* Requirement
From the records below, copy every line that contains the word "Śmietana".

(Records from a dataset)
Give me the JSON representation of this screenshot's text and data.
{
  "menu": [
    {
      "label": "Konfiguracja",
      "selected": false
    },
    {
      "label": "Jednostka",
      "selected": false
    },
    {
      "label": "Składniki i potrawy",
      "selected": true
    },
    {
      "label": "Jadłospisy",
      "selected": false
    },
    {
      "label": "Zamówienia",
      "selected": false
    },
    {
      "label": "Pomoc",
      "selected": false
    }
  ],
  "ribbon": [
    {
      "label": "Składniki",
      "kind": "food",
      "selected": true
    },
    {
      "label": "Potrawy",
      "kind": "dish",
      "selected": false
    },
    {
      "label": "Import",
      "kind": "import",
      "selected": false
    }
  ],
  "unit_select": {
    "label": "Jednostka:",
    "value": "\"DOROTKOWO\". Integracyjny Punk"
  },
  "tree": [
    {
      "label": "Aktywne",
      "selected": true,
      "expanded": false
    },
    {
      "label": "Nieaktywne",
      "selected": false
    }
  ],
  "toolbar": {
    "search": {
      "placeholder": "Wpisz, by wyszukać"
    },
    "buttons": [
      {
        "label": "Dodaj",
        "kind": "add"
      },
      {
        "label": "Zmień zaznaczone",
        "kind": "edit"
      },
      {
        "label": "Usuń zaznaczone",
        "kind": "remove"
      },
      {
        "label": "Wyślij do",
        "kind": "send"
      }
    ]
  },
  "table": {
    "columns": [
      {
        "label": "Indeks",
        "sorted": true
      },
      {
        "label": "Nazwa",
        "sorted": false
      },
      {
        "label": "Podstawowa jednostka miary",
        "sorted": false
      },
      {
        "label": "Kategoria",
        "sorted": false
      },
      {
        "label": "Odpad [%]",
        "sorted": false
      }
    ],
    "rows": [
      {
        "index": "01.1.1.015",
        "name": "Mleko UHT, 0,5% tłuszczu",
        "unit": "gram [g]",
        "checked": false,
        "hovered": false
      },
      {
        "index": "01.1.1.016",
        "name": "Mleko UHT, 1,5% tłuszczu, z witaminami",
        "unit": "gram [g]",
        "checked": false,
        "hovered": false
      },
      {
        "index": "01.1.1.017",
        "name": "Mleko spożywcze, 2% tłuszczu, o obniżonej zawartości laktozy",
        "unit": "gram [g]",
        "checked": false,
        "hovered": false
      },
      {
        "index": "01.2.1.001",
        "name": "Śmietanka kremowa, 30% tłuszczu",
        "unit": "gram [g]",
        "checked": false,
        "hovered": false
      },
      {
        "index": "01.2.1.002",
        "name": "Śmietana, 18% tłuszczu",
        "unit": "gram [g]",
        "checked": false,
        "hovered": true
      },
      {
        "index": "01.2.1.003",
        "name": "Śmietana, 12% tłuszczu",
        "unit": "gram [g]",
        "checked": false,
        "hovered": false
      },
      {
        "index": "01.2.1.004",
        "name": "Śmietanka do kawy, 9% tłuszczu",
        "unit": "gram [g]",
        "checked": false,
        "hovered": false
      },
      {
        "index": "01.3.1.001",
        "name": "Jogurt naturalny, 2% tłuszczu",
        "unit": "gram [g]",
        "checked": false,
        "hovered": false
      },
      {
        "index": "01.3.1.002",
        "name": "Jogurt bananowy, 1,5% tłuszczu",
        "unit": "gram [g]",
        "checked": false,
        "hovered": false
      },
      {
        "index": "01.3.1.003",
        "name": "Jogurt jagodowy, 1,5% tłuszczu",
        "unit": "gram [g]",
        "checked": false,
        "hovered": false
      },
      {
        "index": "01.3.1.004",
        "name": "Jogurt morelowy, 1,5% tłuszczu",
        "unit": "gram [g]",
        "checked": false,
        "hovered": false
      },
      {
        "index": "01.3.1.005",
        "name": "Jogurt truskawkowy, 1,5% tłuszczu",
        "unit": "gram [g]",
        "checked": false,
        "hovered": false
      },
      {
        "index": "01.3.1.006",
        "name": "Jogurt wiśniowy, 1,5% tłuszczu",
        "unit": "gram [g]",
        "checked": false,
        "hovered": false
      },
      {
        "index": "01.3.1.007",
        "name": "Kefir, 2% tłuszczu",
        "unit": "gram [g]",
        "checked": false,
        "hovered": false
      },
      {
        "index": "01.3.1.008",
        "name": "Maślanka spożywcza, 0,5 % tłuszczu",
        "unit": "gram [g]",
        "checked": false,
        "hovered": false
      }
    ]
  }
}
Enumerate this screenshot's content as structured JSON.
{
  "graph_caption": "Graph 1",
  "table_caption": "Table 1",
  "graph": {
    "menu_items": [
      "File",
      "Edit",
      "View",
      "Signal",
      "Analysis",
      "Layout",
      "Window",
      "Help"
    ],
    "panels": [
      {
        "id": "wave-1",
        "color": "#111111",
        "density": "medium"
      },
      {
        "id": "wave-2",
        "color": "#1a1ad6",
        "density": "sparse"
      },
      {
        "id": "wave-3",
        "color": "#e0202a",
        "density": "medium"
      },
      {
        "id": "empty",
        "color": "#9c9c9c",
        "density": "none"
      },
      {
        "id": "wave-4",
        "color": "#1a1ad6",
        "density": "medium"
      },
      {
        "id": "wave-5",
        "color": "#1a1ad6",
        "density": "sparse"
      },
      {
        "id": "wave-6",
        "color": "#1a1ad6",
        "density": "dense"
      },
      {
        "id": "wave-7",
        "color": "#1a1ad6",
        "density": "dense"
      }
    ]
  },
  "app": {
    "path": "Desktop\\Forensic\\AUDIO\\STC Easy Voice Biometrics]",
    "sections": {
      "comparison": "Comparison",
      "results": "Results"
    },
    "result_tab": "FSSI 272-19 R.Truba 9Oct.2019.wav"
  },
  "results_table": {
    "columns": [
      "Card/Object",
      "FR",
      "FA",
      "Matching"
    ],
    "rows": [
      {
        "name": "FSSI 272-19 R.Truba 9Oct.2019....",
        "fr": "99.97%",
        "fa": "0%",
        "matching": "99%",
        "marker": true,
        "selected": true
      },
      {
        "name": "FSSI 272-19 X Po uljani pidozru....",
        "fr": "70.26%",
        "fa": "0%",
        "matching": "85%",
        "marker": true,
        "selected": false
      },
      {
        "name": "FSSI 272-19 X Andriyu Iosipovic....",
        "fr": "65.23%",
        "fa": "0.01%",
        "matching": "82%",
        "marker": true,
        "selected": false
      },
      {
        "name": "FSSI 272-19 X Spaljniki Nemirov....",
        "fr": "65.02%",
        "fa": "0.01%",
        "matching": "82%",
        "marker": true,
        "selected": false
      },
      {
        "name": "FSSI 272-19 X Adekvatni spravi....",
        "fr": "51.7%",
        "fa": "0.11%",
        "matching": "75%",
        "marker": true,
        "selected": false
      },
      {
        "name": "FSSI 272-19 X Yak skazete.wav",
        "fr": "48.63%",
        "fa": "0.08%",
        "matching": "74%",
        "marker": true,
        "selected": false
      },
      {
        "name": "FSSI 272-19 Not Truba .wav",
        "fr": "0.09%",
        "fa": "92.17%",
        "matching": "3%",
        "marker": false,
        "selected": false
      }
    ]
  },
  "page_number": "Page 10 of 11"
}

* Answer to this task
        "name": "Śmietana, 18% tłuszczu",
        "name": "Śmietana, 12% tłuszczu",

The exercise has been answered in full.